--- Begin Raw data ---

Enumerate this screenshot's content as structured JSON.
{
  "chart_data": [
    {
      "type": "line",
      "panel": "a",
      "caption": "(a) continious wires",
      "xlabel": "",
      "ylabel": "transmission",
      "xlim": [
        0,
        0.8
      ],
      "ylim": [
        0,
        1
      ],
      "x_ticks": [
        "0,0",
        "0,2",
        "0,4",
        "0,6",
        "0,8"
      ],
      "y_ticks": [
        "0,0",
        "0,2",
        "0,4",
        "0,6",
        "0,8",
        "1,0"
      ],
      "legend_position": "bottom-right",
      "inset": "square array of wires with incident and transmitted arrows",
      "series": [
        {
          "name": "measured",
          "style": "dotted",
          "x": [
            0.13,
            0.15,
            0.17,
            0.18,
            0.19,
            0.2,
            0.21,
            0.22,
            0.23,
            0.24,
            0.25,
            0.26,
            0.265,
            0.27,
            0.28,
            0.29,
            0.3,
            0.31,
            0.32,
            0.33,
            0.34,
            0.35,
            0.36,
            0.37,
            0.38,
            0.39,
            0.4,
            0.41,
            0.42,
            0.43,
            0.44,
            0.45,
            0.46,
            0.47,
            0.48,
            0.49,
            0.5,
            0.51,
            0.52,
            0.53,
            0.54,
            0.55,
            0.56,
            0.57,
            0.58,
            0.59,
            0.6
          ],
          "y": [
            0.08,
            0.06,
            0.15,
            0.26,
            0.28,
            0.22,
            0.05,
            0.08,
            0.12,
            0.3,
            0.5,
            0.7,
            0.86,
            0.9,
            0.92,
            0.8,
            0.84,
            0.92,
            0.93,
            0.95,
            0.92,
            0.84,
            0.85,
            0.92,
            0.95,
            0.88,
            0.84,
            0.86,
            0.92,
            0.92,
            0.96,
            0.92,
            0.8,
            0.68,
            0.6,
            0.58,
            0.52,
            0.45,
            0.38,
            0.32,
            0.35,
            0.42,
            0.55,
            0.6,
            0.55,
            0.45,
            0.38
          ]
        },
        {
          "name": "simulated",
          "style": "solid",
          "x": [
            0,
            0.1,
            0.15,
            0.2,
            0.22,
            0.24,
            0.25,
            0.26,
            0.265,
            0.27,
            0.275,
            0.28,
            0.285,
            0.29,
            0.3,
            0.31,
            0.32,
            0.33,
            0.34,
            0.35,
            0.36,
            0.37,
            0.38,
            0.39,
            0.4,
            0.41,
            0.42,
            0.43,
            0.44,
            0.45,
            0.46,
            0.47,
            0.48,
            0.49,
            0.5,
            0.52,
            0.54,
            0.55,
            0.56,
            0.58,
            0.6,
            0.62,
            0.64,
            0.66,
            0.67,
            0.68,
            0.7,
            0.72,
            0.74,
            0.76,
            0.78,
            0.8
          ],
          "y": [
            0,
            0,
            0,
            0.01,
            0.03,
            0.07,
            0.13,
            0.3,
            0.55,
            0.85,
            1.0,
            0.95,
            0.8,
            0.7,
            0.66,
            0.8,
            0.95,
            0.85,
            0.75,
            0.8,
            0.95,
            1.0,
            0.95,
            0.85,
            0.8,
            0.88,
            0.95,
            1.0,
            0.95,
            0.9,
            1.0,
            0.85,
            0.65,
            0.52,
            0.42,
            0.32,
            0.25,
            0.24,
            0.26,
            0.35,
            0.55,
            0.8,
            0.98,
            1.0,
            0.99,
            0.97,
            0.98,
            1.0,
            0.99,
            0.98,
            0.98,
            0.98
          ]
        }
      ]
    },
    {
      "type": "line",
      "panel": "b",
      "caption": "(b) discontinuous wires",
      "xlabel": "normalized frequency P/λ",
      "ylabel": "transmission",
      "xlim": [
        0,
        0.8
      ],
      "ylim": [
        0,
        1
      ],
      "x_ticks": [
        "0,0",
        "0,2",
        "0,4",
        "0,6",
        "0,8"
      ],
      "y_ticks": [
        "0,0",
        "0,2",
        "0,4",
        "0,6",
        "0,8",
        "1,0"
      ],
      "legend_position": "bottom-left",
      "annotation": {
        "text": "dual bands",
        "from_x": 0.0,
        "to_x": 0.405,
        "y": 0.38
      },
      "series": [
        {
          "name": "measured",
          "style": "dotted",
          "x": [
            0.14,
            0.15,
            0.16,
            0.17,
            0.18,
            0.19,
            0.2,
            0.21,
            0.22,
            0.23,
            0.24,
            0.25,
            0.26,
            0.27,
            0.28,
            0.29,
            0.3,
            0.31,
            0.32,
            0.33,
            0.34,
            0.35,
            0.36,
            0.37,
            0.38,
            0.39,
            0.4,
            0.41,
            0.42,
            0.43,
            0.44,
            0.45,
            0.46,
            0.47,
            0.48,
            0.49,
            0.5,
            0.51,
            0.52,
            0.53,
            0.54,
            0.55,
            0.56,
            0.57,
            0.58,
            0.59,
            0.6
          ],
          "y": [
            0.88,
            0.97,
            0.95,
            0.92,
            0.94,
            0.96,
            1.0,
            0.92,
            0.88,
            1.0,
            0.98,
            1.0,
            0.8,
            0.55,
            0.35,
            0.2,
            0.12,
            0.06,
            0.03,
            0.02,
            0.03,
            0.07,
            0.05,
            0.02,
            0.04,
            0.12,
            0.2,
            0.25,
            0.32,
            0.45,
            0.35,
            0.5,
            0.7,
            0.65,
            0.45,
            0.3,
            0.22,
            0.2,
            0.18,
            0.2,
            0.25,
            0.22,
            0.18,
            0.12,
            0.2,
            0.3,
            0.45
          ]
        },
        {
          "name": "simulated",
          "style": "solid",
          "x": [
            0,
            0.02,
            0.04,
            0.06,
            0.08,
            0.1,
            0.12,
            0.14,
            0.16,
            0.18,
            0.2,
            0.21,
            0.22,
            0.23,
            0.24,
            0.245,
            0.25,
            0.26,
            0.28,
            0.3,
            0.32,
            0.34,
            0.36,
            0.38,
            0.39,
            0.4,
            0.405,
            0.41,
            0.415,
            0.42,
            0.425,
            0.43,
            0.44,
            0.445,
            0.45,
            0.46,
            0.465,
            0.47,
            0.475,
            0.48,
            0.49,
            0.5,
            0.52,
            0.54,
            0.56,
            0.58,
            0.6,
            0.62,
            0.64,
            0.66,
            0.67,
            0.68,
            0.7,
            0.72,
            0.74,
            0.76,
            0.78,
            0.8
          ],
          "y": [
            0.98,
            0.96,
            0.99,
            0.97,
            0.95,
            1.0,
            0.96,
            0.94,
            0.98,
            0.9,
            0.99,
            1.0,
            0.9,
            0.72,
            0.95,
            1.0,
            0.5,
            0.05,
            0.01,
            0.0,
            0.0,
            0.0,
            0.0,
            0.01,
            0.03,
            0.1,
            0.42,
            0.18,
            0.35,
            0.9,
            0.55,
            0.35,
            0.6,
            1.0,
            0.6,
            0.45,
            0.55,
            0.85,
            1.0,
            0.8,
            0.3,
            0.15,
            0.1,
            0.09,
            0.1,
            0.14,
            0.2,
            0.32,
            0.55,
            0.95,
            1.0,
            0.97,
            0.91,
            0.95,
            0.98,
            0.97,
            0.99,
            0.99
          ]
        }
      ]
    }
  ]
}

--- End Raw data ---

What the task requires – Would you give the material above again, complete and exact?

Solution for this exercise –
Enumerate this screenshot's content as structured JSON.
{
  "chart_data": [
    {
      "type": "line",
      "panel": "a",
      "caption": "(a) continious wires",
      "xlabel": "",
      "ylabel": "transmission",
      "xlim": [
        0,
        0.8
      ],
      "ylim": [
        0,
        1
      ],
      "x_ticks": [
        "0,0",
        "0,2",
        "0,4",
        "0,6",
        "0,8"
      ],
      "y_ticks": [
        "0,0",
        "0,2",
        "0,4",
        "0,6",
        "0,8",
        "1,0"
      ],
      "legend_position": "bottom-right",
      "inset": "square array of wires with incident and transmitted arrows",
      "series": [
        {
          "name": "measured",
          "style": "dotted",
          "x": [
            0.13,
            0.15,
            0.17,
            0.18,
            0.19,
            0.2,
            0.21,
            0.22,
            0.23,
            0.24,
            0.25,
            0.26,
            0.265,
            0.27,
            0.28,
            0.29,
            0.3,
            0.31,
            0.32,
            0.33,
            0.34,
            0.35,
            0.36,
            0.37,
            0.38,
            0.39,
            0.4,
            0.41,
            0.42,
            0.43,
            0.44,
            0.45,
            0.46,
            0.47,
            0.48,
            0.49,
            0.5,
            0.51,
            0.52,
            0.53,
            0.54,
            0.55,
            0.56,
            0.57,
            0.58,
            0.59,
            0.6
          ],
          "y": [
            0.08,
            0.06,
            0.15,
            0.26,
            0.28,
            0.22,
            0.05,
            0.08,
            0.12,
            0.3,
            0.5,
            0.7,
            0.86,
            0.9,
            0.92,
            0.8,
            0.84,
            0.92,
            0.93,
            0.95,
            0.92,
            0.84,
            0.85,
            0.92,
            0.95,
            0.88,
            0.84,
            0.86,
            0.92,
            0.92,
            0.96,
            0.92,
            0.8,
            0.68,
            0.6,
            0.58,
            0.52,
            0.45,
            0.38,
            0.32,
            0.35,
            0.42,
            0.55,
            0.6,
            0.55,
            0.45,
            0.38
          ]
        },
        {
          "name": "simulated",
          "style": "solid",
          "x": [
            0,
            0.1,
            0.15,
            0.2,
            0.22,
            0.24,
            0.25,
            0.26,
            0.265,
            0.27,
            0.275,
            0.28,
            0.285,
            0.29,
            0.3,
            0.31,
            0.32,
            0.33,
            0.34,
            0.35,
            0.36,
            0.37,
            0.38,
            0.39,
            0.4,
            0.41,
            0.42,
            0.43,
            0.44,
            0.45,
            0.46,
            0.47,
            0.48,
            0.49,
            0.5,
            0.52,
            0.54,
            0.55,
            0.56,
            0.58,
            0.6,
            0.62,
            0.64,
            0.66,
            0.67,
            0.68,
            0.7,
            0.72,
            0.74,
            0.76,
            0.78,
            0.8
          ],
          "y": [
            0,
            0,
            0,
            0.01,
            0.03,
            0.07,
            0.13,
            0.3,
            0.55,
            0.85,
            1.0,
            0.95,
            0.8,
            0.7,
            0.66,
            0.8,
            0.95,
            0.85,
            0.75,
            0.8,
            0.95,
            1.0,
            0.95,
            0.85,
            0.8,
            0.88,
            0.95,
            1.0,
            0.95,
            0.9,
            1.0,
            0.85,
            0.65,
            0.52,
            0.42,
            0.32,
            0.25,
            0.24,
            0.26,
            0.35,
            0.55,
            0.8,
            0.98,
            1.0,
            0.99,
            0.97,
            0.98,
            1.0,
            0.99,
            0.98,
            0.98,
            0.98
          ]
        }
      ]
    },
    {
      "type": "line",
      "panel": "b",
      "caption": "(b) discontinuous wires",
      "xlabel": "normalized frequency P/λ",
      "ylabel": "transmission",
      "xlim": [
        0,
        0.8
      ],
      "ylim": [
        0,
        1
      ],
      "x_ticks": [
        "0,0",
        "0,2",
        "0,4",
        "0,6",
        "0,8"
      ],
      "y_ticks": [
        "0,0",
        "0,2",
        "0,4",
        "0,6",
        "0,8",
        "1,0"
      ],
      "legend_position": "bottom-left",
      "annotation": {
        "text": "dual bands",
        "from_x": 0.0,
        "to_x": 0.405,
        "y": 0.38
      },
      "series": [
        {
          "name": "measured",
          "style": "dotted",
          "x": [
            0.14,
            0.15,
            0.16,
            0.17,
            0.18,
            0.19,
            0.2,
            0.21,
            0.22,
            0.23,
            0.24,
            0.25,
            0.26,
            0.27,
            0.28,
            0.29,
            0.3,
            0.31,
            0.32,
            0.33,
            0.34,
            0.35,
            0.36,
            0.37,
            0.38,
            0.39,
            0.4,
            0.41,
            0.42,
            0.43,
            0.44,
            0.45,
            0.46,
            0.47,
            0.48,
            0.49,
            0.5,
            0.51,
            0.52,
            0.53,
            0.54,
            0.55,
            0.56,
            0.57,
            0.58,
            0.59,
            0.6
          ],
          "y": [
            0.88,
            0.97,
            0.95,
            0.92,
            0.94,
            0.96,
            1.0,
            0.92,
            0.88,
            1.0,
            0.98,
            1.0,
            0.8,
            0.55,
            0.35,
            0.2,
            0.12,
            0.06,
            0.03,
            0.02,
            0.03,
            0.07,
            0.05,
            0.02,
            0.04,
            0.12,
            0.2,
            0.25,
            0.32,
            0.45,
            0.35,
            0.5,
            0.7,
            0.65,
            0.45,
            0.3,
            0.22,
            0.2,
            0.18,
            0.2,
            0.25,
            0.22,
            0.18,
            0.12,
            0.2,
            0.3,
            0.45
          ]
        },
        {
          "name": "simulated",
          "style": "solid",
          "x": [
            0,
            0.02,
            0.04,
            0.06,
            0.08,
            0.1,
            0.12,
            0.14,
            0.16,
            0.18,
            0.2,
            0.21,
            0.22,
            0.23,
            0.24,
            0.245,
            0.25,
            0.26,
            0.28,
            0.3,
            0.32,
            0.34,
            0.36,
            0.38,
            0.39,
            0.4,
            0.405,
            0.41,
            0.415,
            0.42,
            0.425,
            0.43,
            0.44,
            0.445,
            0.45,
            0.46,
            0.465,
            0.47,
            0.475,
            0.48,
            0.49,
            0.5,
            0.52,
            0.54,
            0.56,
            0.58,
            0.6,
            0.62,
            0.64,
            0.66,
            0.67,
            0.68,
            0.7,
            0.72,
            0.74,
            0.76,
            0.78,
            0.8
          ],
          "y": [
            0.98,
            0.96,
            0.99,
            0.97,
            0.95,
            1.0,
            0.96,
            0.94,
            0.98,
            0.9,
            0.99,
            1.0,
            0.9,
            0.72,
            0.95,
            1.0,
            0.5,
            0.05,
            0.01,
            0.0,
            0.0,
            0.0,
            0.0,
            0.01,
            0.03,
            0.1,
            0.42,
            0.18,
            0.35,
            0.9,
            0.55,
            0.35,
            0.6,
            1.0,
            0.6,
            0.45,
            0.55,
            0.85,
            1.0,
            0.8,
            0.3,
            0.15,
            0.1,
            0.09,
            0.1,
            0.14,
            0.2,
            0.32,
            0.55,
            0.95,
            1.0,
            0.97,
            0.91,
            0.95,
            0.98,
            0.97,
            0.99,
            0.99
          ]
        }
      ]
    }
  ]
}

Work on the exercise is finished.